YANG HARUS DIKERJAKAN:
(a) Ambil dari kutipan halaman sebuah bagian tanpa mengubah satu kata pun, mulai dengan "Namun wakil rakyat" dan berlanjut hingga "keanekaragaman hayati. .".
(b) Tulis ulang paragraf dalam kutipan halaman yang diawali "Namun wakil rakyat asal Sumbawa" menjadi satu kalimat yang lebih ringkas dengan tetap memuat fakta utamanya.

KUTIPAN HALAMAN:
Sebelum Memindahkan Ibukota Harus Pikirkan Soal Pengelolaan dan Perlindungan Lingkungan Hidup

- 20 Januari 2022, 06:06 WIB
Calon ibukota baru di Kalimantan yang beberapa waktu lalu  terendam banjir
Calon ibukota baru di Kalimantan yang beberapa waktu lalu terendam banjir /

JURNAL SOREANG- Meski ada fraksi yang menolak pengesahan RUU Ibukota Negara (IKN), namun akhirnya Rapat Paripurna DPR RI pada Selasa 18 Januari 2022 mengesahkannya.

Namun wakil rakyat asal Sumbawa, NTB, Johan Rosihan mengingatkan pemerintah bahwa rencana pemindahan IKN memiliki masalah terbesar pada aspek lingkungan terutama pembangunan kota yang berakibat merusak fungsi hutan, merusak lingkungan dan keanekaragaman hayati. .

DATA YANG DIBERIKAN:
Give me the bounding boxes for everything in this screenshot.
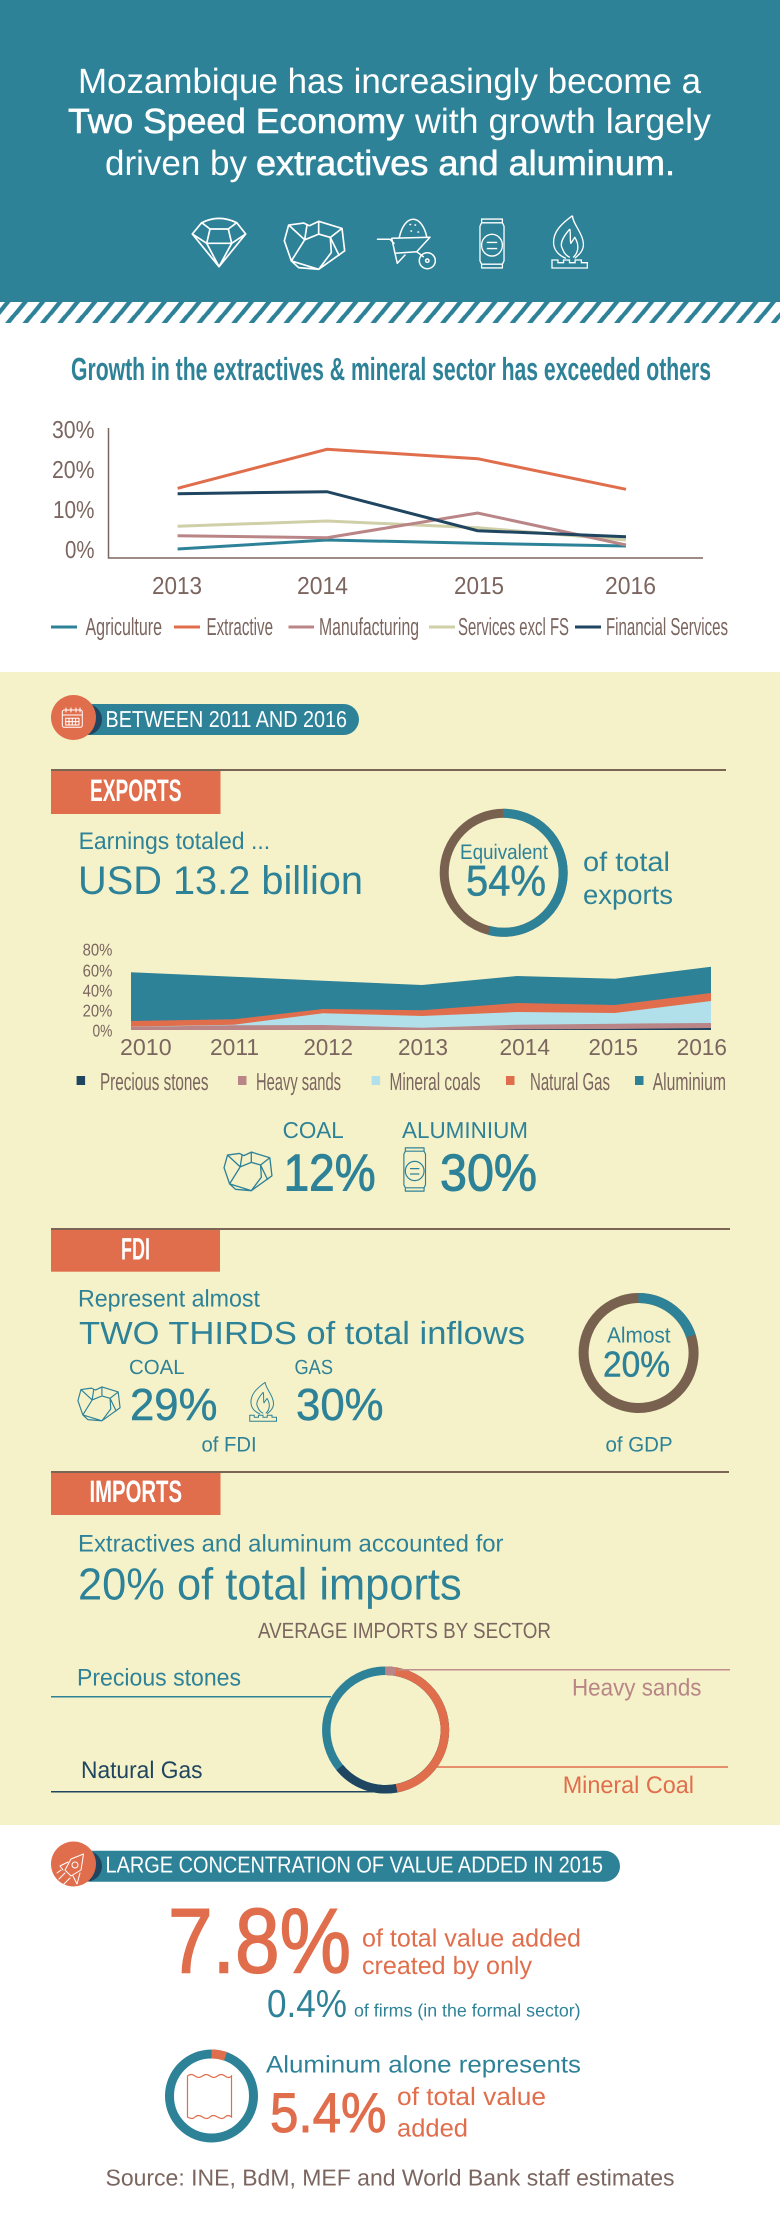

JAWABAN TUGAS:
(a)
Namun wakil rakyat asal Sumbawa, NTB, Johan Rosihan mengingatkan pemerintah bahwa rencana pemindahan IKN memiliki masalah terbesar pada aspek lingkungan terutama pembangunan kota yang berakibat merusak fungsi hutan, merusak lingkungan dan keanekaragaman hayati. .

(b) Johan Rosihan, wakil rakyat asal Sumbawa, NTB, mengingatkan pemerintah bahwa masalah terbesar rencana pemindahan IKN ada pada aspek lingkungan, terutama pembangunan kota yang merusak fungsi hutan, lingkungan, dan keanekaragaman hayati.